**Task material:**
####

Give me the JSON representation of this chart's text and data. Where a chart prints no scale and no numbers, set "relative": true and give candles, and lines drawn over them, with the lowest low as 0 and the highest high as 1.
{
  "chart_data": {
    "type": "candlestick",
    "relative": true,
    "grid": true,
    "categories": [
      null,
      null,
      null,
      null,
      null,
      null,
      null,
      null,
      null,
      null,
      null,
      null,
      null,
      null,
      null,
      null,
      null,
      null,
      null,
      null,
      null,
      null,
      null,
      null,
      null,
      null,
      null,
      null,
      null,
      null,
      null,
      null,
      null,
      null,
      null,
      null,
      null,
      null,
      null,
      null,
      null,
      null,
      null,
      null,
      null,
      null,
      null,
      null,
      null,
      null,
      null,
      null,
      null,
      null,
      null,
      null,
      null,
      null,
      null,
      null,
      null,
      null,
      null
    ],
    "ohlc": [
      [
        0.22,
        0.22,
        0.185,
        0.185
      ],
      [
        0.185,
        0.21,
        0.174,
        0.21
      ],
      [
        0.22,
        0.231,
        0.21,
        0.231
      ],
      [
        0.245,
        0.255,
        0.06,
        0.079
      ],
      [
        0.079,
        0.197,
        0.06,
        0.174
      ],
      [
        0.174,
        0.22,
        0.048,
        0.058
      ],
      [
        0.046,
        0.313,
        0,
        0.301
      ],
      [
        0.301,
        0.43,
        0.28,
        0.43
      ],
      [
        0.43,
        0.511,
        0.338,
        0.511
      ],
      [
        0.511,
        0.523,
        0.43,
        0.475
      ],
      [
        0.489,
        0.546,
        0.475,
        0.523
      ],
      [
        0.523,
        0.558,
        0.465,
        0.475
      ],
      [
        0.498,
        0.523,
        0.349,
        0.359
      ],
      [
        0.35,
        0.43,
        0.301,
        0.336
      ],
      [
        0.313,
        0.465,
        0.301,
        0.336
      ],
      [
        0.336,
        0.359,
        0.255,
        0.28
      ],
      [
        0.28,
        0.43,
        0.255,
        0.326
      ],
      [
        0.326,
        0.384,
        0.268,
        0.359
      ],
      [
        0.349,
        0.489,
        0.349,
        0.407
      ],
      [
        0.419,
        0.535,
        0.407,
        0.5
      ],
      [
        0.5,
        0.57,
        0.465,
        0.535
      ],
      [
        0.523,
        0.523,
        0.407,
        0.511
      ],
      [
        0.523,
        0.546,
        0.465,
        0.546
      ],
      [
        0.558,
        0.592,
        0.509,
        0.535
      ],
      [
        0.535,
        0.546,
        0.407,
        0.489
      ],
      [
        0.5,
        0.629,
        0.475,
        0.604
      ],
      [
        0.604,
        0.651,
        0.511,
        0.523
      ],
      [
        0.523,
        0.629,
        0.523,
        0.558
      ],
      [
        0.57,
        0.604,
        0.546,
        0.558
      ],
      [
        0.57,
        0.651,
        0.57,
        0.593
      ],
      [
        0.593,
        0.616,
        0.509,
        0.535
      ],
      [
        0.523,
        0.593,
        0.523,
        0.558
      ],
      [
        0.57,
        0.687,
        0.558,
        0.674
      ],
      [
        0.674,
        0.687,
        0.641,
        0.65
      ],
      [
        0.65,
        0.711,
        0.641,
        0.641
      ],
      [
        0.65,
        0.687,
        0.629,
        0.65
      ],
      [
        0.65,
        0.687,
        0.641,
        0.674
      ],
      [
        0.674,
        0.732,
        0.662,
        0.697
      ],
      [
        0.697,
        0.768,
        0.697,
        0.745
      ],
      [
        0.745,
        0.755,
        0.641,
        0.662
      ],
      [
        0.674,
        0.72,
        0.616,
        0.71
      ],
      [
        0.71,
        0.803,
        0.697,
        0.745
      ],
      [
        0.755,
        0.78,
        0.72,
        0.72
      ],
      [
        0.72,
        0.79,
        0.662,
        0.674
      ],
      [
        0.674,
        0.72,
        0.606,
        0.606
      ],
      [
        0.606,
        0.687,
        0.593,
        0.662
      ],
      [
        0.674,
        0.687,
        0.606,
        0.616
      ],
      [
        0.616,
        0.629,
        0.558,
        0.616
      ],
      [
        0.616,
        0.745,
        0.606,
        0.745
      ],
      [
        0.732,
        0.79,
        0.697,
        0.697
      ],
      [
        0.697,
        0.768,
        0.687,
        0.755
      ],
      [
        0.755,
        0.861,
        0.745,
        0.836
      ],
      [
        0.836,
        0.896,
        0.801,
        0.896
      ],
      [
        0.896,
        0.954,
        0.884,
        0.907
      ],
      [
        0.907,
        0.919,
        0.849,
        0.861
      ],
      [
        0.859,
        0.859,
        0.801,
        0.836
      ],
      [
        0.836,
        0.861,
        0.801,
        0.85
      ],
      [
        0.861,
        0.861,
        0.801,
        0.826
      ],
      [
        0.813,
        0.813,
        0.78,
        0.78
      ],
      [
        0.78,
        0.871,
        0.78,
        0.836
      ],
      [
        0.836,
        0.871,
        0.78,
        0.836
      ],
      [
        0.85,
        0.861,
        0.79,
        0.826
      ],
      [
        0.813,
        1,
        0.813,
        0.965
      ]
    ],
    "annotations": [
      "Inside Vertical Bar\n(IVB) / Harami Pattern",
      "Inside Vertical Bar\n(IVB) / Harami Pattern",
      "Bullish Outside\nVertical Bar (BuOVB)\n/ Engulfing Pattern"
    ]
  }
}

####

Make an exact copy of the listing, including every line.

**Result of this task:**
Give me the JSON representation of this chart's text and data. Where a chart prints no scale and no numbers, set "relative": true and give candles, and lines drawn over them, with the lowest low as 0 and the highest high as 1.
{
  "chart_data": {
    "type": "candlestick",
    "relative": true,
    "grid": true,
    "categories": [
      null,
      null,
      null,
      null,
      null,
      null,
      null,
      null,
      null,
      null,
      null,
      null,
      null,
      null,
      null,
      null,
      null,
      null,
      null,
      null,
      null,
      null,
      null,
      null,
      null,
      null,
      null,
      null,
      null,
      null,
      null,
      null,
      null,
      null,
      null,
      null,
      null,
      null,
      null,
      null,
      null,
      null,
      null,
      null,
      null,
      null,
      null,
      null,
      null,
      null,
      null,
      null,
      null,
      null,
      null,
      null,
      null,
      null,
      null,
      null,
      null,
      null,
      null
    ],
    "ohlc": [
      [
        0.22,
        0.22,
        0.185,
        0.185
      ],
      [
        0.185,
        0.21,
        0.174,
        0.21
      ],
      [
        0.22,
        0.231,
        0.21,
        0.231
      ],
      [
        0.245,
        0.255,
        0.06,
        0.079
      ],
      [
        0.079,
        0.197,
        0.06,
        0.174
      ],
      [
        0.174,
        0.22,
        0.048,
        0.058
      ],
      [
        0.046,
        0.313,
        0,
        0.301
      ],
      [
        0.301,
        0.43,
        0.28,
        0.43
      ],
      [
        0.43,
        0.511,
        0.338,
        0.511
      ],
      [
        0.511,
        0.523,
        0.43,
        0.475
      ],
      [
        0.489,
        0.546,
        0.475,
        0.523
      ],
      [
        0.523,
        0.558,
        0.465,
        0.475
      ],
      [
        0.498,
        0.523,
        0.349,
        0.359
      ],
      [
        0.35,
        0.43,
        0.301,
        0.336
      ],
      [
        0.313,
        0.465,
        0.301,
        0.336
      ],
      [
        0.336,
        0.359,
        0.255,
        0.28
      ],
      [
        0.28,
        0.43,
        0.255,
        0.326
      ],
      [
        0.326,
        0.384,
        0.268,
        0.359
      ],
      [
        0.349,
        0.489,
        0.349,
        0.407
      ],
      [
        0.419,
        0.535,
        0.407,
        0.5
      ],
      [
        0.5,
        0.57,
        0.465,
        0.535
      ],
      [
        0.523,
        0.523,
        0.407,
        0.511
      ],
      [
        0.523,
        0.546,
        0.465,
        0.546
      ],
      [
        0.558,
        0.592,
        0.509,
        0.535
      ],
      [
        0.535,
        0.546,
        0.407,
        0.489
      ],
      [
        0.5,
        0.629,
        0.475,
        0.604
      ],
      [
        0.604,
        0.651,
        0.511,
        0.523
      ],
      [
        0.523,
        0.629,
        0.523,
        0.558
      ],
      [
        0.57,
        0.604,
        0.546,
        0.558
      ],
      [
        0.57,
        0.651,
        0.57,
        0.593
      ],
      [
        0.593,
        0.616,
        0.509,
        0.535
      ],
      [
        0.523,
        0.593,
        0.523,
        0.558
      ],
      [
        0.57,
        0.687,
        0.558,
        0.674
      ],
      [
        0.674,
        0.687,
        0.641,
        0.65
      ],
      [
        0.65,
        0.711,
        0.641,
        0.641
      ],
      [
        0.65,
        0.687,
        0.629,
        0.65
      ],
      [
        0.65,
        0.687,
        0.641,
        0.674
      ],
      [
        0.674,
        0.732,
        0.662,
        0.697
      ],
      [
        0.697,
        0.768,
        0.697,
        0.745
      ],
      [
        0.745,
        0.755,
        0.641,
        0.662
      ],
      [
        0.674,
        0.72,
        0.616,
        0.71
      ],
      [
        0.71,
        0.803,
        0.697,
        0.745
      ],
      [
        0.755,
        0.78,
        0.72,
        0.72
      ],
      [
        0.72,
        0.79,
        0.662,
        0.674
      ],
      [
        0.674,
        0.72,
        0.606,
        0.606
      ],
      [
        0.606,
        0.687,
        0.593,
        0.662
      ],
      [
        0.674,
        0.687,
        0.606,
        0.616
      ],
      [
        0.616,
        0.629,
        0.558,
        0.616
      ],
      [
        0.616,
        0.745,
        0.606,
        0.745
      ],
      [
        0.732,
        0.79,
        0.697,
        0.697
      ],
      [
        0.697,
        0.768,
        0.687,
        0.755
      ],
      [
        0.755,
        0.861,
        0.745,
        0.836
      ],
      [
        0.836,
        0.896,
        0.801,
        0.896
      ],
      [
        0.896,
        0.954,
        0.884,
        0.907
      ],
      [
        0.907,
        0.919,
        0.849,
        0.861
      ],
      [
        0.859,
        0.859,
        0.801,
        0.836
      ],
      [
        0.836,
        0.861,
        0.801,
        0.85
      ],
      [
        0.861,
        0.861,
        0.801,
        0.826
      ],
      [
        0.813,
        0.813,
        0.78,
        0.78
      ],
      [
        0.78,
        0.871,
        0.78,
        0.836
      ],
      [
        0.836,
        0.871,
        0.78,
        0.836
      ],
      [
        0.85,
        0.861,
        0.79,
        0.826
      ],
      [
        0.813,
        1,
        0.813,
        0.965
      ]
    ],
    "annotations": [
      "Inside Vertical Bar\n(IVB) / Harami Pattern",
      "Inside Vertical Bar\n(IVB) / Harami Pattern",
      "Bullish Outside\nVertical Bar (BuOVB)\n/ Engulfing Pattern"
    ]
  }
}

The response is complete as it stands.